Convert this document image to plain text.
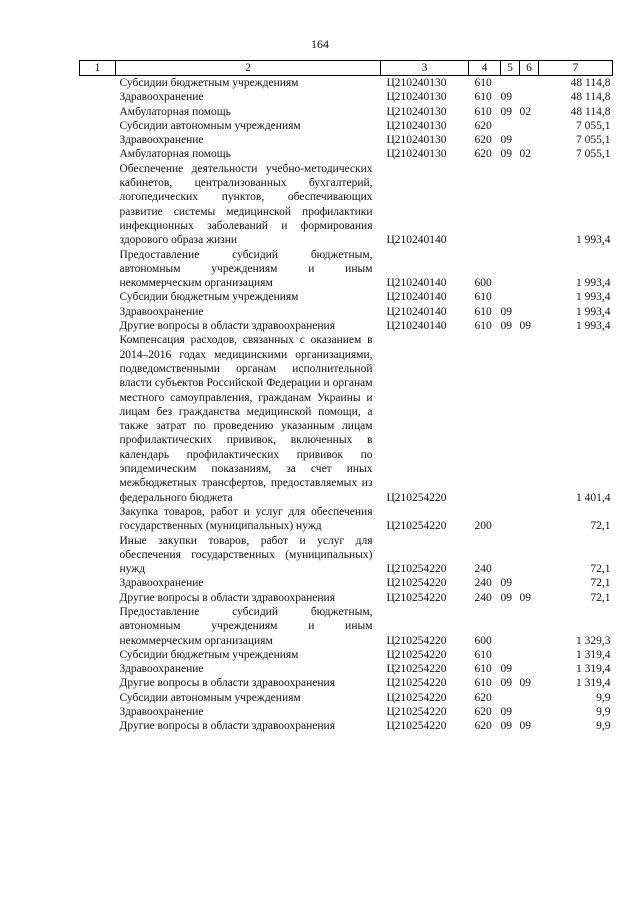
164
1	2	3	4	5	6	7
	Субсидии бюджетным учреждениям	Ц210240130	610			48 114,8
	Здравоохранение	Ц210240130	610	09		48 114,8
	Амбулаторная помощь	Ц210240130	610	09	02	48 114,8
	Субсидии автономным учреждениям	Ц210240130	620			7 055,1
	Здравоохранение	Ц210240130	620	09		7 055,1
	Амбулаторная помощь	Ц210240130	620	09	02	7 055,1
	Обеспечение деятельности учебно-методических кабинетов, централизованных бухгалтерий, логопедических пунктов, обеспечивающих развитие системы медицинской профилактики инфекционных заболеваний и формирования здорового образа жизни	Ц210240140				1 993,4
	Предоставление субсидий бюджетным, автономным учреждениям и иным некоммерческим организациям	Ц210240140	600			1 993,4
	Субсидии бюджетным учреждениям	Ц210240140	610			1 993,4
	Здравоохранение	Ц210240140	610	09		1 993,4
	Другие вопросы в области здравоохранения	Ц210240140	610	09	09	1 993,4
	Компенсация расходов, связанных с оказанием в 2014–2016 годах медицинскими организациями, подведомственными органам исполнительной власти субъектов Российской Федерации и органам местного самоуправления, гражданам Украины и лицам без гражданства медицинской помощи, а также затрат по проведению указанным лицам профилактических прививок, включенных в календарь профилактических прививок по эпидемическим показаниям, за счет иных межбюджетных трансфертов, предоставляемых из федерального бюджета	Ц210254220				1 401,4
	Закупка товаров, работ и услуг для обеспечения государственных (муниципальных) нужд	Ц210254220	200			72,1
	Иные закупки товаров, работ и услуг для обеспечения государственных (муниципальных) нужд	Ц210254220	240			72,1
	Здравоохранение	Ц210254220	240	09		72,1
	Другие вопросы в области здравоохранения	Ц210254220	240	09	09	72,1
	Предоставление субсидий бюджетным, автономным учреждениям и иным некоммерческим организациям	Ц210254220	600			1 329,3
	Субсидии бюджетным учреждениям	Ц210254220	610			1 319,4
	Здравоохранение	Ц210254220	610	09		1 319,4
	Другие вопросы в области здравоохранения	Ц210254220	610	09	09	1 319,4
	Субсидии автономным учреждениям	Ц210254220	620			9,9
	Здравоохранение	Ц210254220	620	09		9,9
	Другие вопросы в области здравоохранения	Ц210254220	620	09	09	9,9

What you should do:
Skip the images and write out the rest of the listing exactly.

Exercise response:
Convert this document image to plain text.
164
1	2	3	4	5	6	7
	Субсидии бюджетным учреждениям	Ц210240130	610			48 114,8
	Здравоохранение	Ц210240130	610	09		48 114,8
	Амбулаторная помощь	Ц210240130	610	09	02	48 114,8
	Субсидии автономным учреждениям	Ц210240130	620			7 055,1
	Здравоохранение	Ц210240130	620	09		7 055,1
	Амбулаторная помощь	Ц210240130	620	09	02	7 055,1
	Обеспечение деятельности учебно-методических кабинетов, централизованных бухгалтерий, логопедических пунктов, обеспечивающих развитие системы медицинской профилактики инфекционных заболеваний и формирования здорового образа жизни	Ц210240140				1 993,4
	Предоставление субсидий бюджетным, автономным учреждениям и иным некоммерческим организациям	Ц210240140	600			1 993,4
	Субсидии бюджетным учреждениям	Ц210240140	610			1 993,4
	Здравоохранение	Ц210240140	610	09		1 993,4
	Другие вопросы в области здравоохранения	Ц210240140	610	09	09	1 993,4
	Компенсация расходов, связанных с оказанием в 2014–2016 годах медицинскими организациями, подведомственными органам исполнительной власти субъектов Российской Федерации и органам местного самоуправления, гражданам Украины и лицам без гражданства медицинской помощи, а также затрат по проведению указанным лицам профилактических прививок, включенных в календарь профилактических прививок по эпидемическим показаниям, за счет иных межбюджетных трансфертов, предоставляемых из федерального бюджета	Ц210254220				1 401,4
	Закупка товаров, работ и услуг для обеспечения государственных (муниципальных) нужд	Ц210254220	200			72,1
	Иные закупки товаров, работ и услуг для обеспечения государственных (муниципальных) нужд	Ц210254220	240			72,1
	Здравоохранение	Ц210254220	240	09		72,1
	Другие вопросы в области здравоохранения	Ц210254220	240	09	09	72,1
	Предоставление субсидий бюджетным, автономным учреждениям и иным некоммерческим организациям	Ц210254220	600			1 329,3
	Субсидии бюджетным учреждениям	Ц210254220	610			1 319,4
	Здравоохранение	Ц210254220	610	09		1 319,4
	Другие вопросы в области здравоохранения	Ц210254220	610	09	09	1 319,4
	Субсидии автономным учреждениям	Ц210254220	620			9,9
	Здравоохранение	Ц210254220	620	09		9,9
	Другие вопросы в области здравоохранения	Ц210254220	620	09	09	9,9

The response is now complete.